THE REQUEST:
Copy out the data below as written; omit any images.

▼

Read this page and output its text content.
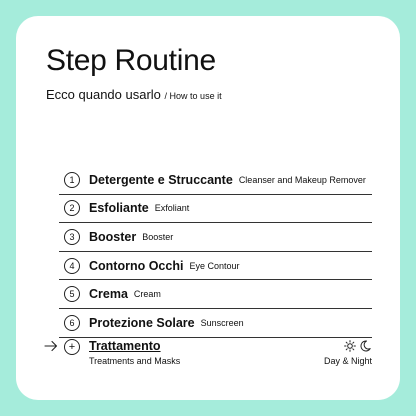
Step Routine
Ecco quando usarlo / How to use it
1	Detergente e Struccante Cleanser and Makeup Remover
2	Esfoliante Exfoliant
3	Booster Booster
4	Contorno Occhi Eye Contour
5	Crema Cream
6	Protezione Solare Sunscreen
+	Trattamento
Treatments and Masks	Day & Night
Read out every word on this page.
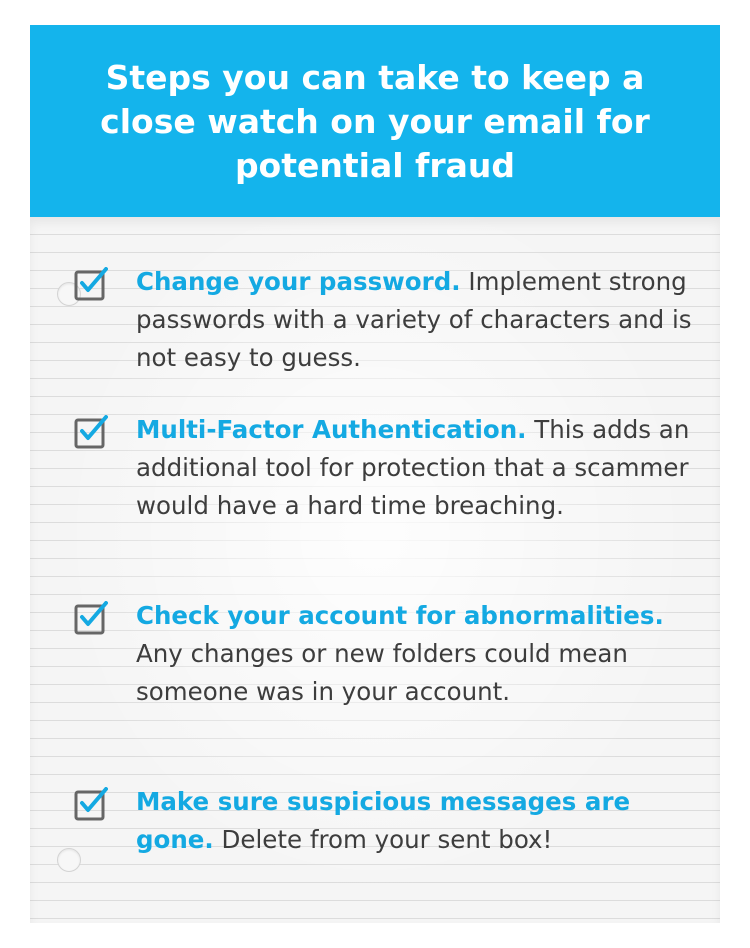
Steps you can take to keep a close watch on your email for potential fraud
Change your password. Implement strong passwords with a variety of characters and is not easy to guess.
Multi-Factor Authentication. This adds an additional tool for protection that a scammer would have a hard time breaching.
Check your account for abnormalities. Any changes or new folders could mean someone was in your account.
Make sure suspicious messages are gone. Delete from your sent box!
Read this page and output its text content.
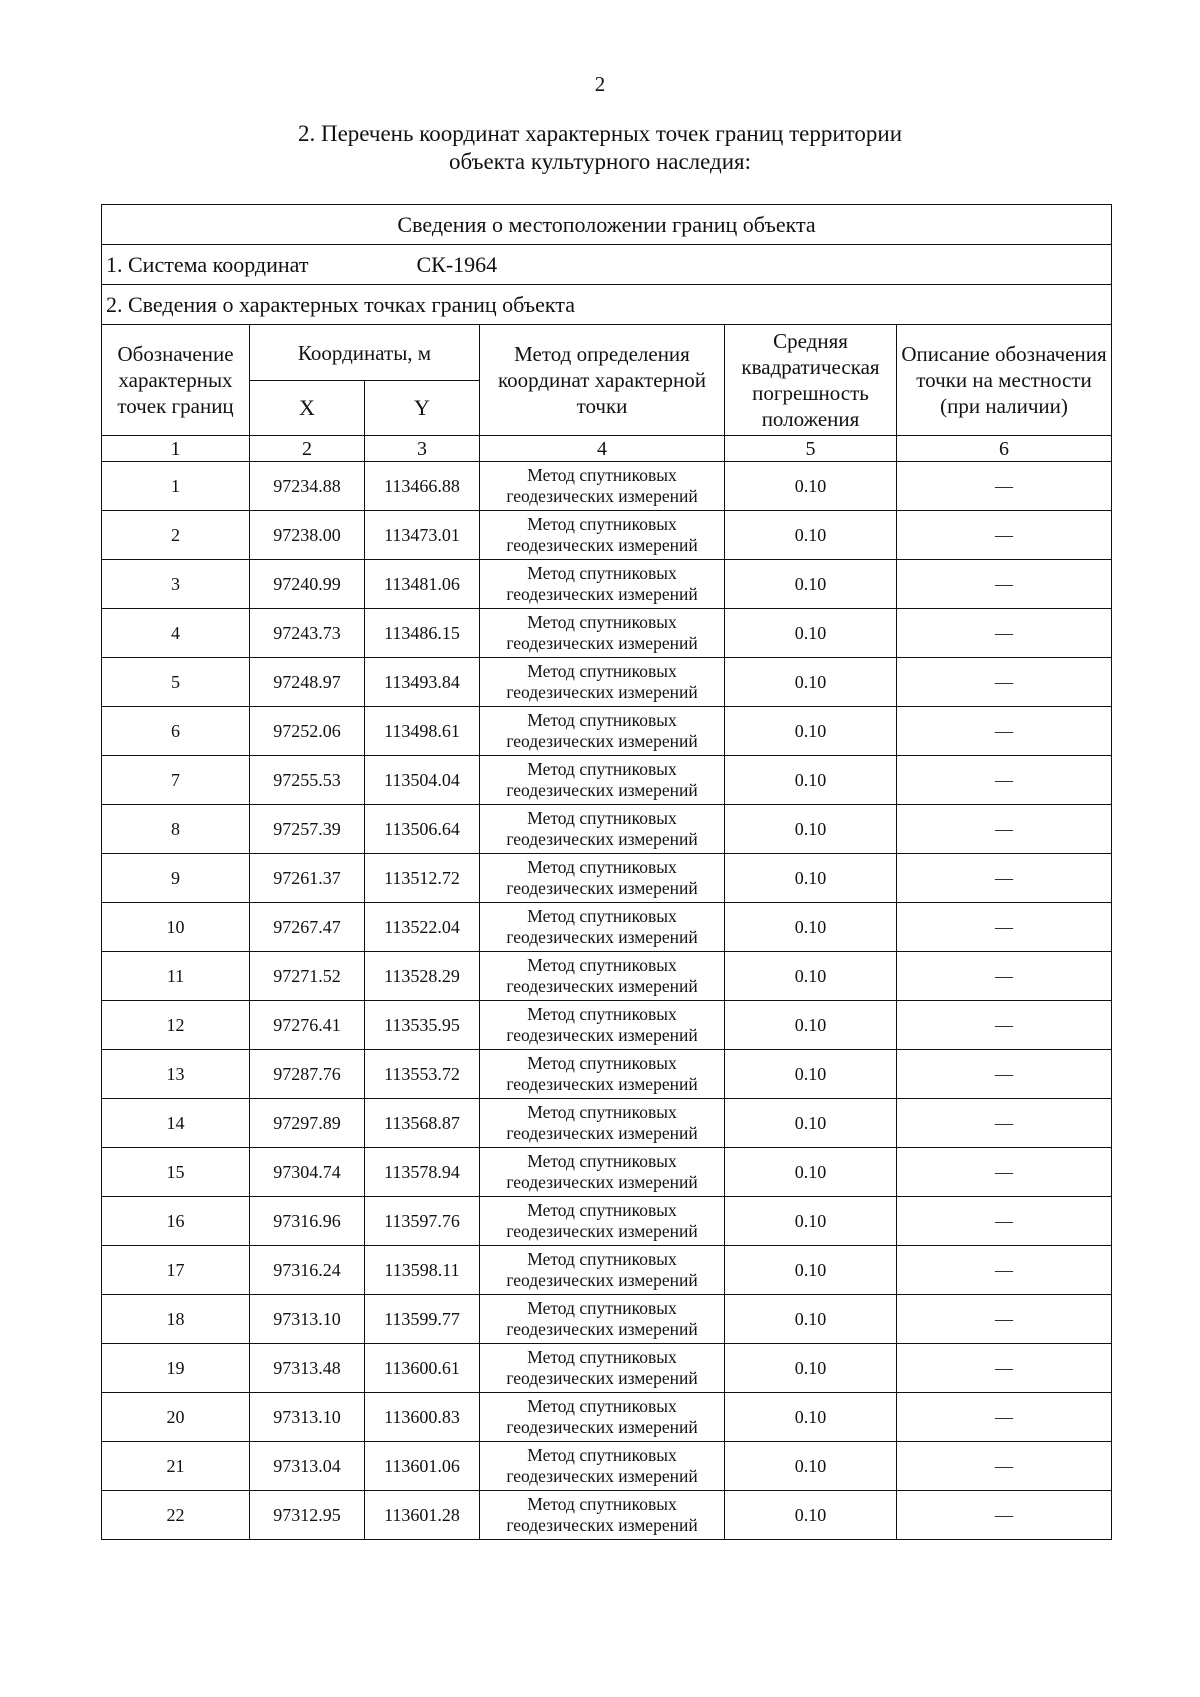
2
2. Перечень координат характерных точек границ территории
объекта культурного наследия:
Сведения о местоположении границ объекта					
1. Система координат СК-1964					
2. Сведения о характерных точках границ объекта					
Обозначение характерных точек границ	Координаты, м		Метод определения координат характерной точки	Средняя квадратическая погрешность положения	Описание обозначения точки на местности (при наличии)
	X	Y			
1	2	3	4	5	6
1	97234.88	113466.88	Метод спутниковых
геодезических измерений	0.10	—
2	97238.00	113473.01	Метод спутниковых
геодезических измерений	0.10	—
3	97240.99	113481.06	Метод спутниковых
геодезических измерений	0.10	—
4	97243.73	113486.15	Метод спутниковых
геодезических измерений	0.10	—
5	97248.97	113493.84	Метод спутниковых
геодезических измерений	0.10	—
6	97252.06	113498.61	Метод спутниковых
геодезических измерений	0.10	—
7	97255.53	113504.04	Метод спутниковых
геодезических измерений	0.10	—
8	97257.39	113506.64	Метод спутниковых
геодезических измерений	0.10	—
9	97261.37	113512.72	Метод спутниковых
геодезических измерений	0.10	—
10	97267.47	113522.04	Метод спутниковых
геодезических измерений	0.10	—
11	97271.52	113528.29	Метод спутниковых
геодезических измерений	0.10	—
12	97276.41	113535.95	Метод спутниковых
геодезических измерений	0.10	—
13	97287.76	113553.72	Метод спутниковых
геодезических измерений	0.10	—
14	97297.89	113568.87	Метод спутниковых
геодезических измерений	0.10	—
15	97304.74	113578.94	Метод спутниковых
геодезических измерений	0.10	—
16	97316.96	113597.76	Метод спутниковых
геодезических измерений	0.10	—
17	97316.24	113598.11	Метод спутниковых
геодезических измерений	0.10	—
18	97313.10	113599.77	Метод спутниковых
геодезических измерений	0.10	—
19	97313.48	113600.61	Метод спутниковых
геодезических измерений	0.10	—
20	97313.10	113600.83	Метод спутниковых
геодезических измерений	0.10	—
21	97313.04	113601.06	Метод спутниковых
геодезических измерений	0.10	—
22	97312.95	113601.28	Метод спутниковых
геодезических измерений	0.10	—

▲

RIGHT ANSWER:
Read this page and output its text content.
Step Routine
Ecco quando usarlo / How to use it
1	Detergente e Struccante Cleanser and Makeup Remover
2	Esfoliante Exfoliant
3	Booster Booster
4	Contorno Occhi Eye Contour
5	Crema Cream
6	Protezione Solare Sunscreen
+	Trattamento
Treatments and Masks	Day & Night
Read out every word on this page.
Steps you can take to keep a close watch on your email for potential fraud
Change your password. Implement strong passwords with a variety of characters and is not easy to guess.
Multi-Factor Authentication. This adds an additional tool for protection that a scammer would have a hard time breaching.
Check your account for abnormalities. Any changes or new folders could mean someone was in your account.
Make sure suspicious messages are gone. Delete from your sent box!
Read this page and output its text content.
2
2. Перечень координат характерных точек границ территории
объекта культурного наследия:
Сведения о местоположении границ объекта					
1. Система координат СК-1964					
2. Сведения о характерных точках границ объекта					
Обозначение характерных точек границ	Координаты, м		Метод определения координат характерной точки	Средняя квадратическая погрешность положения	Описание обозначения точки на местности (при наличии)
	X	Y			
1	2	3	4	5	6
1	97234.88	113466.88	Метод спутниковых
геодезических измерений	0.10	—
2	97238.00	113473.01	Метод спутниковых
геодезических измерений	0.10	—
3	97240.99	113481.06	Метод спутниковых
геодезических измерений	0.10	—
4	97243.73	113486.15	Метод спутниковых
геодезических измерений	0.10	—
5	97248.97	113493.84	Метод спутниковых
геодезических измерений	0.10	—
6	97252.06	113498.61	Метод спутниковых
геодезических измерений	0.10	—
7	97255.53	113504.04	Метод спутниковых
геодезических измерений	0.10	—
8	97257.39	113506.64	Метод спутниковых
геодезических измерений	0.10	—
9	97261.37	113512.72	Метод спутниковых
геодезических измерений	0.10	—
10	97267.47	113522.04	Метод спутниковых
геодезических измерений	0.10	—
11	97271.52	113528.29	Метод спутниковых
геодезических измерений	0.10	—
12	97276.41	113535.95	Метод спутниковых
геодезических измерений	0.10	—
13	97287.76	113553.72	Метод спутниковых
геодезических измерений	0.10	—
14	97297.89	113568.87	Метод спутниковых
геодезических измерений	0.10	—
15	97304.74	113578.94	Метод спутниковых
геодезических измерений	0.10	—
16	97316.96	113597.76	Метод спутниковых
геодезических измерений	0.10	—
17	97316.24	113598.11	Метод спутниковых
геодезических измерений	0.10	—
18	97313.10	113599.77	Метод спутниковых
геодезических измерений	0.10	—
19	97313.48	113600.61	Метод спутниковых
геодезических измерений	0.10	—
20	97313.10	113600.83	Метод спутниковых
геодезических измерений	0.10	—
21	97313.04	113601.06	Метод спутниковых
геодезических измерений	0.10	—
22	97312.95	113601.28	Метод спутниковых
геодезических измерений	0.10	—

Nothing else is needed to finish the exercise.